_Aim 1_
Rewrite the listing as a JSON list of strings, one string per line, starting at its first line and ending at the line that contains "1042, 437, 1093]". Leave out blank lines.

_Passage given_
********************

Multi-Condition Filtering

// MongoDB: Multi-condition filtering
func benchmarkMongoDBMultiFilter(ctx context.Context, collection *mongo.Collection, status string, minTotal float64, limit int) (int, time.Duration, error) {
    start := time.Now()
    
    filter := bson.M{
        "status": status,
        "total": bson.M{"$gte": minTotal},
    }
    
    cursor, err := collection.Find(ctx, filter, options.Find().SetLimit(int64(limit)))
    if err != nil {
        return 0, 0, err
    }
    defer cursor.Close(ctx)
    
    var orders []Order
    if err = cursor.All(ctx, &orders); err != nil {
        return 0, 0, err
    }
    
    duration := time.Since(start)
    return len(orders), duration, nil
}

// PostgreSQL: Multi-condition filtering
func benchmarkPostgreSQLMultiFilter(ctx context.Context, pool *pgxpool.Pool, status string, minTotal float64, limit int) (int, time.Duration, error) {
    start := time.Now()
    
    rows, err := pool.Query(ctx, `
        SELECT id, customer_id, status, total, created_at, items
        FROM orders
        WHERE status = $1 AND total >= $2
        LIMIT $3
    `, status, minTotal, limit)
    if err != nil {
        return 0, 0, err
    }
    defer rows.Close()
    
    var orders []Order
    for rows.Next() {
        var order Order
        if err := rows.Scan(&order.ID, &order.CustomerID, &order.Status, &order.Total, &order.CreatedAt, &order.Items); err != nil {
            return 0, 0, err
        }
        orders = append(orders, order)
    }
    
    if err = rows.Err(); err != nil {
        return 0, 0, err
    }
    
    duration := time.Since(start)
    return len(orders), duration, nil
}

Aggregation Performance

Aggregation operations are critical for analytics and reporting. Let’s benchmark how each database handles common aggregation patterns:

Group By Customer with Sum

// MongoDB: Aggregate revenue by customer
func benchmarkMongoDBRevenueByCustomer(ctx context.Context, collection *mongo.Collection) (int, time.Duration, error) {
    start := time.Now()

********************

_Supplied information_

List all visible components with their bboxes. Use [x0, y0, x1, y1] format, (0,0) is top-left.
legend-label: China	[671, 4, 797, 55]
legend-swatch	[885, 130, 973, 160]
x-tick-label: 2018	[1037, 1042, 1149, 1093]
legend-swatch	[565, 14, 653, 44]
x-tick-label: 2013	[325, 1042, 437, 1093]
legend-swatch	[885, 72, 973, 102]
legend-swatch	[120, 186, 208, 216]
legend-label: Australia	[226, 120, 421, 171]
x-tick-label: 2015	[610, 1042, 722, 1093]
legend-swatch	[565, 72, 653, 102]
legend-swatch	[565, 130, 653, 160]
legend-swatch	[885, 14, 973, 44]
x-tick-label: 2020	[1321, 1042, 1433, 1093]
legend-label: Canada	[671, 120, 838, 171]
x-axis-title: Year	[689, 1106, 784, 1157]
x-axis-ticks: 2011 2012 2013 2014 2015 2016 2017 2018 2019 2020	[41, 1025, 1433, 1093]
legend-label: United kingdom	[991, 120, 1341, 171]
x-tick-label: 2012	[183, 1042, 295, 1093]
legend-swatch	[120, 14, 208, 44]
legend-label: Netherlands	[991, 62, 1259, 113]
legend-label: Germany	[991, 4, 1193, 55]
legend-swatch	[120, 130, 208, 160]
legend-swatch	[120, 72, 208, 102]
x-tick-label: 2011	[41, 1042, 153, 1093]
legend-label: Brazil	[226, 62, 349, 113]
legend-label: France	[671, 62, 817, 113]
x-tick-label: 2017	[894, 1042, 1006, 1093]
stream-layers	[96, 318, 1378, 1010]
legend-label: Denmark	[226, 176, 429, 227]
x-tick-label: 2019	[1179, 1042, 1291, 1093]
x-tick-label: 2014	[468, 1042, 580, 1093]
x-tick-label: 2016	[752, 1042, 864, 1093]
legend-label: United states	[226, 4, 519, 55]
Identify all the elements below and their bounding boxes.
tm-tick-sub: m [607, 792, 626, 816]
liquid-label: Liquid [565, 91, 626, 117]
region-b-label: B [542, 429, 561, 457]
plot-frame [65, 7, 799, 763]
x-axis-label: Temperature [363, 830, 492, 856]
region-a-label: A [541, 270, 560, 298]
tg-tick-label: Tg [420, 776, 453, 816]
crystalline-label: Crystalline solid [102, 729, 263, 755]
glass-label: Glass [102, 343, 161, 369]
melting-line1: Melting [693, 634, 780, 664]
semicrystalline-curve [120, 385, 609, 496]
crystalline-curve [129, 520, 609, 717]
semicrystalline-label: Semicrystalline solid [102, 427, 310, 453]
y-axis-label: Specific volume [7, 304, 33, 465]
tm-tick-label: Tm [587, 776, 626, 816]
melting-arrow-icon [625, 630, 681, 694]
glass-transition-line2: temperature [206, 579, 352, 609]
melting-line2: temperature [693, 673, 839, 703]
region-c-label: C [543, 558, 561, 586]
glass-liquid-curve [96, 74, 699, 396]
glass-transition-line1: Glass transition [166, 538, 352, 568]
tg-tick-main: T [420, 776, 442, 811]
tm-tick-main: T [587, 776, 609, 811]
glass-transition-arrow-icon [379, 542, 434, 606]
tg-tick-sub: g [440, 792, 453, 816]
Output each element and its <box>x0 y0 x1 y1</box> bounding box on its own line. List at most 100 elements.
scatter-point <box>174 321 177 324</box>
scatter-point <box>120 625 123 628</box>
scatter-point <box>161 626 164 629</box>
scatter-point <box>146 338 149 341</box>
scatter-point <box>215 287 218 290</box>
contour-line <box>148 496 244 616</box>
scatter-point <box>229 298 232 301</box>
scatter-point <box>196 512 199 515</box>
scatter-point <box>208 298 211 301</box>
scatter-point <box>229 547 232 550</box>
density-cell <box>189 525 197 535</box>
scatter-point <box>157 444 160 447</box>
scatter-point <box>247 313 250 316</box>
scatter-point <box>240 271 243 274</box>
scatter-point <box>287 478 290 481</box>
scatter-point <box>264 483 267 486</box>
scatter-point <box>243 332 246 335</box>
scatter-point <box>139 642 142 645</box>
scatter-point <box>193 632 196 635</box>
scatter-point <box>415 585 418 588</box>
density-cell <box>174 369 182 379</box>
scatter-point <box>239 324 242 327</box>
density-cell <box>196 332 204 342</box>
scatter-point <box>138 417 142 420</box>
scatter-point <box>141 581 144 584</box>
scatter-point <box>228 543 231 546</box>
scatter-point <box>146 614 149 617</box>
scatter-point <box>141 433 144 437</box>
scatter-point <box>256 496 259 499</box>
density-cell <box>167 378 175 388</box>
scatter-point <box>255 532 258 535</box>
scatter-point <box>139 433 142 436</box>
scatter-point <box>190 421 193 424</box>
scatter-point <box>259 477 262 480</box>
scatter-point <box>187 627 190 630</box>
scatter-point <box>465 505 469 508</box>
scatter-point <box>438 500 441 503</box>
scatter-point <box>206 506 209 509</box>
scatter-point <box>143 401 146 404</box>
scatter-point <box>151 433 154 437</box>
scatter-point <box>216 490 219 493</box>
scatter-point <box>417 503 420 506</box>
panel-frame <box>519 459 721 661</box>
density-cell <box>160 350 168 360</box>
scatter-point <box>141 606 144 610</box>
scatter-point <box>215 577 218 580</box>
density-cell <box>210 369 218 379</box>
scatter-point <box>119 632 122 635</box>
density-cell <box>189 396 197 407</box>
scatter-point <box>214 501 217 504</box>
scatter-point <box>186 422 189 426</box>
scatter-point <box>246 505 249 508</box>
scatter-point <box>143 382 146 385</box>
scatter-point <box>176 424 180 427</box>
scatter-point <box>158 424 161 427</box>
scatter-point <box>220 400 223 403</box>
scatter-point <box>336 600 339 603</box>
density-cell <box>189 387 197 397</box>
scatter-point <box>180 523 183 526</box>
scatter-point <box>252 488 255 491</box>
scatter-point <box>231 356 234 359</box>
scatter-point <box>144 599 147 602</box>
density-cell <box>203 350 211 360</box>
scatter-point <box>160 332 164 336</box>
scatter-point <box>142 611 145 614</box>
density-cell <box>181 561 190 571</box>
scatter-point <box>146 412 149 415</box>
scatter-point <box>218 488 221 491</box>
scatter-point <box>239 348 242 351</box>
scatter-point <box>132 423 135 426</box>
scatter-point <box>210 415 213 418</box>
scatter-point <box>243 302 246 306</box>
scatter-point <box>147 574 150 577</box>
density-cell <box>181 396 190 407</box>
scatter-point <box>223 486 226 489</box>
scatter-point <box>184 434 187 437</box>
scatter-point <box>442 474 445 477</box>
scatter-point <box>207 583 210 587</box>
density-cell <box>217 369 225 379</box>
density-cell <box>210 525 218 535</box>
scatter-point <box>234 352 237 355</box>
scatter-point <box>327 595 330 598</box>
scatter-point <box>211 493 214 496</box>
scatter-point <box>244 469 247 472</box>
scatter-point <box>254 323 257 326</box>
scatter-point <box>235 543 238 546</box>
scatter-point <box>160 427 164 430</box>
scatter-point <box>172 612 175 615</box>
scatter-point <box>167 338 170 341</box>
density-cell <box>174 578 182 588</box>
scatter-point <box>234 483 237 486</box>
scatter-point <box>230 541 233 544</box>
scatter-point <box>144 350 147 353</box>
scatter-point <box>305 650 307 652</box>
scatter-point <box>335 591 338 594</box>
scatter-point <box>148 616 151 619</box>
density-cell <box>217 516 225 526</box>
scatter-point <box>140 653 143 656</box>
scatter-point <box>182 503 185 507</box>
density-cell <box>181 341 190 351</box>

********************

_Aim 2_
Copy the passage on benchmarking multi-condition filtering and aggregation word for word.

_Correct answer 1_
[
  "List all visible components with their bboxes. Use [x0, y0, x1, y1] format, (0,0) is top-left.",
  "legend-label: China\t[671, 4, 797, 55]",
  "legend-swatch\t[885, 130, 973, 160]",
  "x-tick-label: 2018\t[1037, 1042, 1149, 1093]",
  "legend-swatch\t[565, 14, 653, 44]",
  "x-tick-label: 2013\t[325, 1042, 437, 1093]"
]

_Correct answer 2_
Multi-Condition Filtering

// MongoDB: Multi-condition filtering
func benchmarkMongoDBMultiFilter(ctx context.Context, collection *mongo.Collection, status string, minTotal float64, limit int) (int, time.Duration, error) {
    start := time.Now()
    
    filter := bson.M{
        "status": status,
        "total": bson.M{"$gte": minTotal},
    }
    
    cursor, err := collection.Find(ctx, filter, options.Find().SetLimit(int64(limit)))
    if err != nil {
        return 0, 0, err
    }
    defer cursor.Close(ctx)
    
    var orders []Order
    if err = cursor.All(ctx, &orders); err != nil {
        return 0, 0, err
    }
    
    duration := time.Since(start)
    return len(orders), duration, nil
}

// PostgreSQL: Multi-condition filtering
func benchmarkPostgreSQLMultiFilter(ctx context.Context, pool *pgxpool.Pool, status string, minTotal float64, limit int) (int, time.Duration, error) {
    start := time.Now()
    
    rows, err := pool.Query(ctx, `
        SELECT id, customer_id, status, total, created_at, items
        FROM orders
        WHERE status = $1 AND total >= $2
        LIMIT $3
    `, status, minTotal, limit)
    if err != nil {
        return 0, 0, err
    }
    defer rows.Close()
    
    var orders []Order
    for rows.Next() {
        var order Order
        if err := rows.Scan(&order.ID, &order.CustomerID, &order.Status, &order.Total, &order.CreatedAt, &order.Items); err != nil {
            return 0, 0, err
        }
        orders = append(orders, order)
    }
    
    if err = rows.Err(); err != nil {
        return 0, 0, err
    }
    
    duration := time.Since(start)
    return len(orders), duration, nil
}

Aggregation Performance

Aggregation operations are critical for analytics and reporting. Let’s benchmark how each database handles common aggregation patterns:

Group By Customer with Sum

// MongoDB: Aggregate revenue by customer
func benchmarkMongoDBRevenueByCustomer(ctx context.Context, collection *mongo.Collection) (int, time.Duration, error) {
    start := time.Now()